<<<<
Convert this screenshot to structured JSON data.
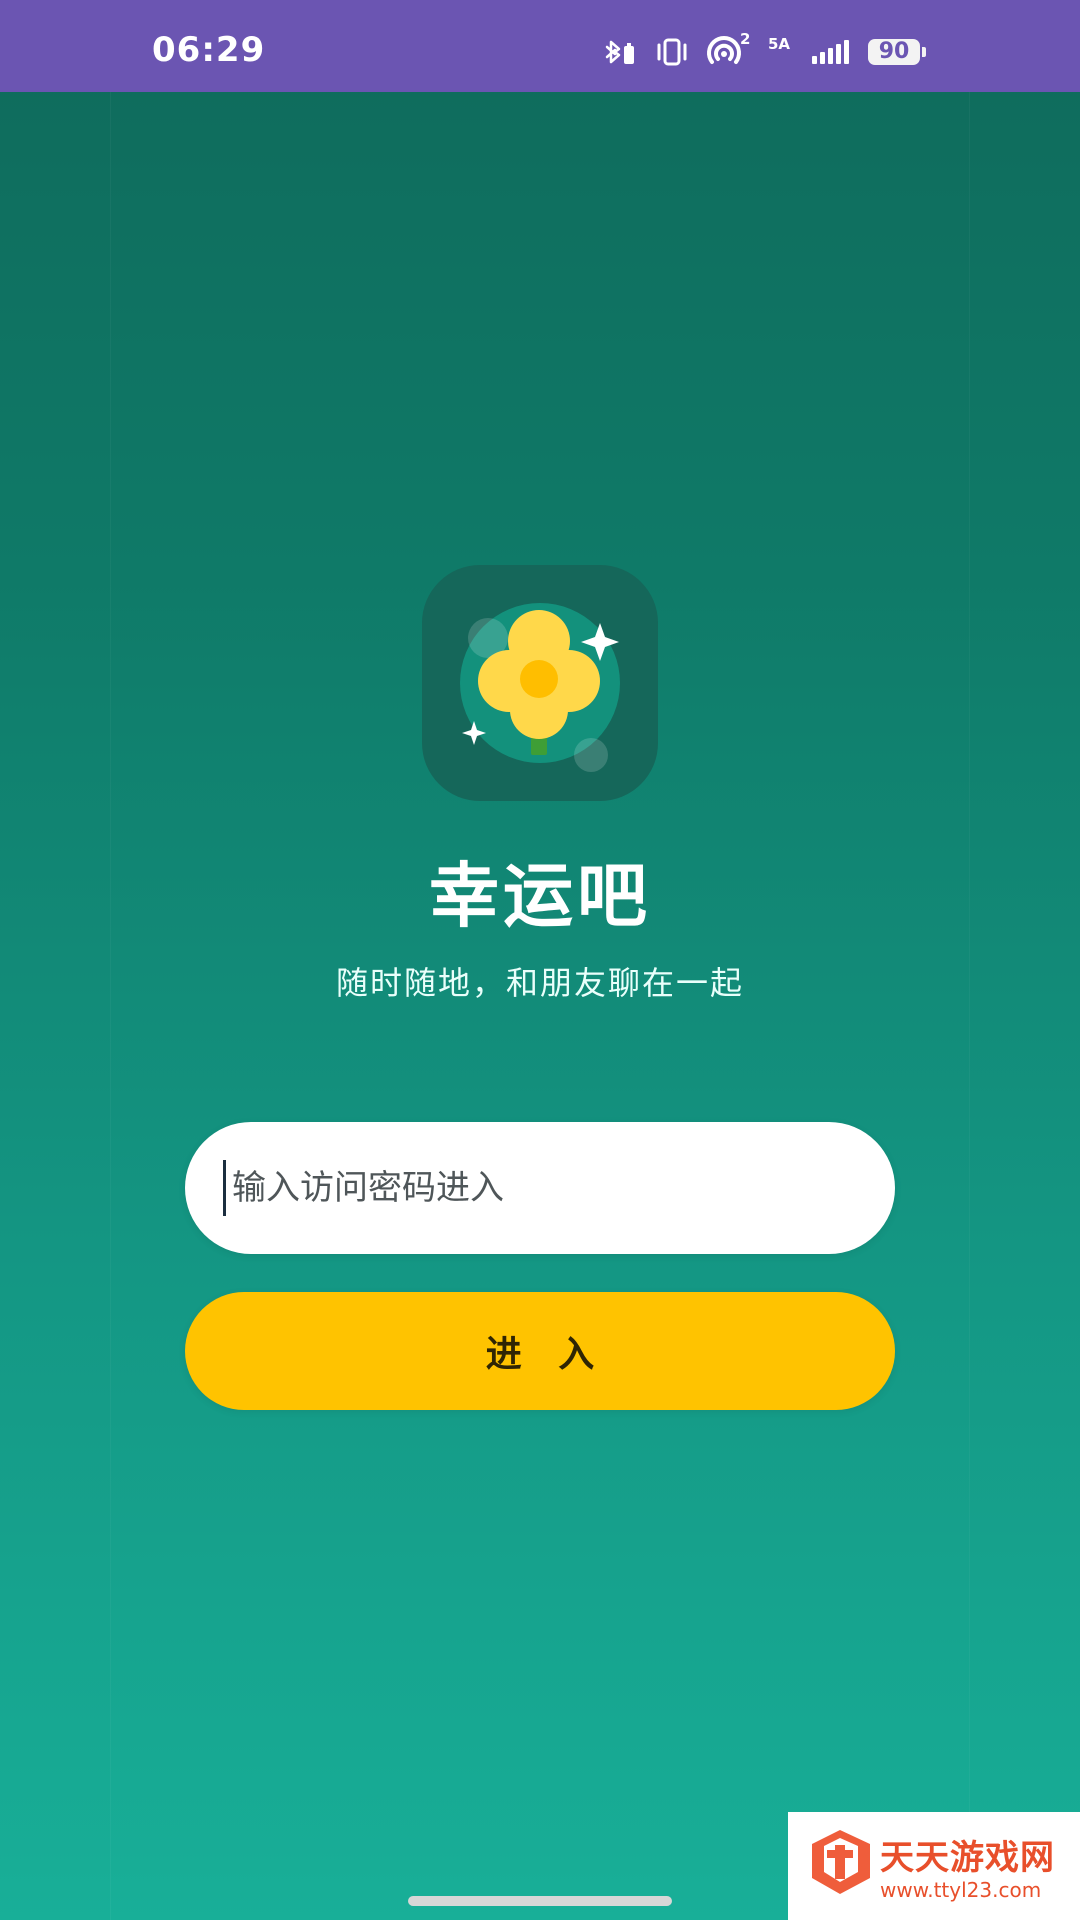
{
  "status_bar": {
    "time": "06:29",
    "network_label": "5A",
    "hotspot_count": "2",
    "battery": "90",
    "icons": [
      "bluetooth-battery-icon",
      "vibrate-icon",
      "hotspot-icon",
      "signal-icon",
      "battery-icon"
    ],
    "background": "#6b55b2"
  },
  "app": {
    "title": "幸运吧",
    "subtitle": "随时随地，和朋友聊在一起",
    "logo": "clover-flower-logo"
  },
  "login": {
    "password_placeholder": "输入访问密码进入",
    "password_value": "",
    "enter_label": "进 入",
    "accent": "#ffc300"
  },
  "watermark": {
    "title": "天天游戏网",
    "url": "www.ttyl23.com"
  },
  "theme": {
    "background_top": "#0f6a5b",
    "background_bottom": "#18af98",
    "text": "#ffffff"
  }
}
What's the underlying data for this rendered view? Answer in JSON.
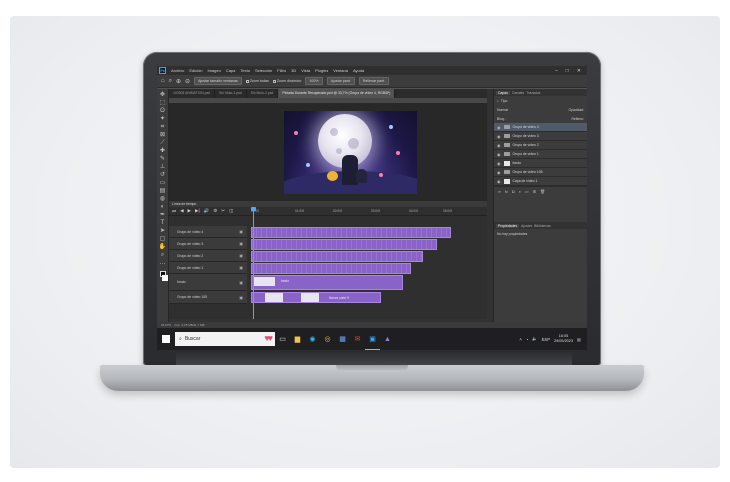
{
  "menubar": {
    "logo": "Ps",
    "items": [
      "Archivo",
      "Edición",
      "Imagen",
      "Capa",
      "Texto",
      "Selección",
      "Filtro",
      "3D",
      "Vista",
      "Plugins",
      "Ventana",
      "Ayuda"
    ],
    "window_controls": [
      "–",
      "□",
      "✕"
    ]
  },
  "options_bar": {
    "home_icon": "home-icon",
    "zoom_icon": "zoom-icon",
    "button1": "Ajustar tamaño ventanas",
    "check1": "Zoom todas",
    "check2": "Zoom dinámico",
    "zoom_value": "100%",
    "button2": "Ajustar pant.",
    "button3": "Rellenar pant."
  },
  "document_tabs": [
    "100305 ANIMATION.psd",
    "Sin título-1.psd",
    "Sin título-2.psd",
    "Pintada Durante Recuperado.psd @ 33,7% (Grupo de vídeo 4, RGB/8*)"
  ],
  "right_panel": {
    "tabs": [
      "Capas",
      "Canales",
      "Trazados"
    ],
    "active_tab": "Capas",
    "kind_label": "Tipo",
    "mode_label": "Normal",
    "opacity_label": "Opacidad:",
    "lock_label": "Bloq.:",
    "fill_label": "Relleno:",
    "layers": [
      {
        "name": "Grupo de vídeo 4",
        "type": "folder",
        "selected": true
      },
      {
        "name": "Grupo de vídeo 3",
        "type": "folder",
        "selected": false
      },
      {
        "name": "Grupo de vídeo 2",
        "type": "folder",
        "selected": false
      },
      {
        "name": "Grupo de vídeo 1",
        "type": "folder",
        "selected": false
      },
      {
        "name": "fondo",
        "type": "layer",
        "selected": false
      },
      {
        "name": "Grupo de vídeo 105",
        "type": "folder",
        "selected": false
      },
      {
        "name": "Capa de vídeo 1",
        "type": "layer",
        "selected": false
      }
    ],
    "properties_tabs": [
      "Propiedades",
      "Ajustes",
      "Bibliotecas"
    ],
    "properties_text": "No hay propiedades"
  },
  "timeline": {
    "title": "Línea de tiempo",
    "ruler_marks": [
      "00:00",
      "01:00f",
      "02:00f",
      "03:00f",
      "04:00f",
      "05:00f"
    ],
    "tracks": [
      {
        "label": "Grupo de vídeo 4"
      },
      {
        "label": "Grupo de vídeo 3"
      },
      {
        "label": "Grupo de vídeo 2"
      },
      {
        "label": "Grupo de vídeo 1"
      },
      {
        "label": "fondo"
      },
      {
        "label": "Grupo de vídeo 105"
      }
    ],
    "clip_labels": [
      "fondo",
      "Nuevo corte 9"
    ],
    "current_time": "0:00:00:00",
    "fps": "(25,00 fps)"
  },
  "status": {
    "zoom": "33,67%",
    "doc": "Doc: 2,25 MB/11,7 MB"
  },
  "taskbar": {
    "search_placeholder": "Buscar",
    "apps": [
      "task-view-icon",
      "folder-icon",
      "edge-icon",
      "chrome-icon",
      "photoshop-icon",
      "mail-icon",
      "store-icon",
      "media-icon"
    ],
    "time": "16:05",
    "date": "29/05/2023",
    "lang": "ESP"
  }
}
>>>>
Restate the full listing verbatim and drop every picture.

Convert this screenshot to structured JSON data.
{
  "status_bar": {
    "time": "06:29",
    "network_label": "5A",
    "hotspot_count": "2",
    "battery": "90",
    "icons": [
      "bluetooth-battery-icon",
      "vibrate-icon",
      "hotspot-icon",
      "signal-icon",
      "battery-icon"
    ],
    "background": "#6b55b2"
  },
  "app": {
    "title": "幸运吧",
    "subtitle": "随时随地，和朋友聊在一起",
    "logo": "clover-flower-logo"
  },
  "login": {
    "password_placeholder": "输入访问密码进入",
    "password_value": "",
    "enter_label": "进 入",
    "accent": "#ffc300"
  },
  "watermark": {
    "title": "天天游戏网",
    "url": "www.ttyl23.com"
  },
  "theme": {
    "background_top": "#0f6a5b",
    "background_bottom": "#18af98",
    "text": "#ffffff"
  }
}
What's the underlying data for this rendered view? Answer in JSON.
{
  "menubar": {
    "logo": "Ps",
    "items": [
      "Archivo",
      "Edición",
      "Imagen",
      "Capa",
      "Texto",
      "Selección",
      "Filtro",
      "3D",
      "Vista",
      "Plugins",
      "Ventana",
      "Ayuda"
    ],
    "window_controls": [
      "–",
      "□",
      "✕"
    ]
  },
  "options_bar": {
    "home_icon": "home-icon",
    "zoom_icon": "zoom-icon",
    "button1": "Ajustar tamaño ventanas",
    "check1": "Zoom todas",
    "check2": "Zoom dinámico",
    "zoom_value": "100%",
    "button2": "Ajustar pant.",
    "button3": "Rellenar pant."
  },
  "document_tabs": [
    "100305 ANIMATION.psd",
    "Sin título-1.psd",
    "Sin título-2.psd",
    "Pintada Durante Recuperado.psd @ 33,7% (Grupo de vídeo 4, RGB/8*)"
  ],
  "right_panel": {
    "tabs": [
      "Capas",
      "Canales",
      "Trazados"
    ],
    "active_tab": "Capas",
    "kind_label": "Tipo",
    "mode_label": "Normal",
    "opacity_label": "Opacidad:",
    "lock_label": "Bloq.:",
    "fill_label": "Relleno:",
    "layers": [
      {
        "name": "Grupo de vídeo 4",
        "type": "folder",
        "selected": true
      },
      {
        "name": "Grupo de vídeo 3",
        "type": "folder",
        "selected": false
      },
      {
        "name": "Grupo de vídeo 2",
        "type": "folder",
        "selected": false
      },
      {
        "name": "Grupo de vídeo 1",
        "type": "folder",
        "selected": false
      },
      {
        "name": "fondo",
        "type": "layer",
        "selected": false
      },
      {
        "name": "Grupo de vídeo 105",
        "type": "folder",
        "selected": false
      },
      {
        "name": "Capa de vídeo 1",
        "type": "layer",
        "selected": false
      }
    ],
    "properties_tabs": [
      "Propiedades",
      "Ajustes",
      "Bibliotecas"
    ],
    "properties_text": "No hay propiedades"
  },
  "timeline": {
    "title": "Línea de tiempo",
    "ruler_marks": [
      "00:00",
      "01:00f",
      "02:00f",
      "03:00f",
      "04:00f",
      "05:00f"
    ],
    "tracks": [
      {
        "label": "Grupo de vídeo 4"
      },
      {
        "label": "Grupo de vídeo 3"
      },
      {
        "label": "Grupo de vídeo 2"
      },
      {
        "label": "Grupo de vídeo 1"
      },
      {
        "label": "fondo"
      },
      {
        "label": "Grupo de vídeo 105"
      }
    ],
    "clip_labels": [
      "fondo",
      "Nuevo corte 9"
    ],
    "current_time": "0:00:00:00",
    "fps": "(25,00 fps)"
  },
  "status": {
    "zoom": "33,67%",
    "doc": "Doc: 2,25 MB/11,7 MB"
  },
  "taskbar": {
    "search_placeholder": "Buscar",
    "apps": [
      "task-view-icon",
      "folder-icon",
      "edge-icon",
      "chrome-icon",
      "photoshop-icon",
      "mail-icon",
      "store-icon",
      "media-icon"
    ],
    "time": "16:05",
    "date": "29/05/2023",
    "lang": "ESP"
  }
}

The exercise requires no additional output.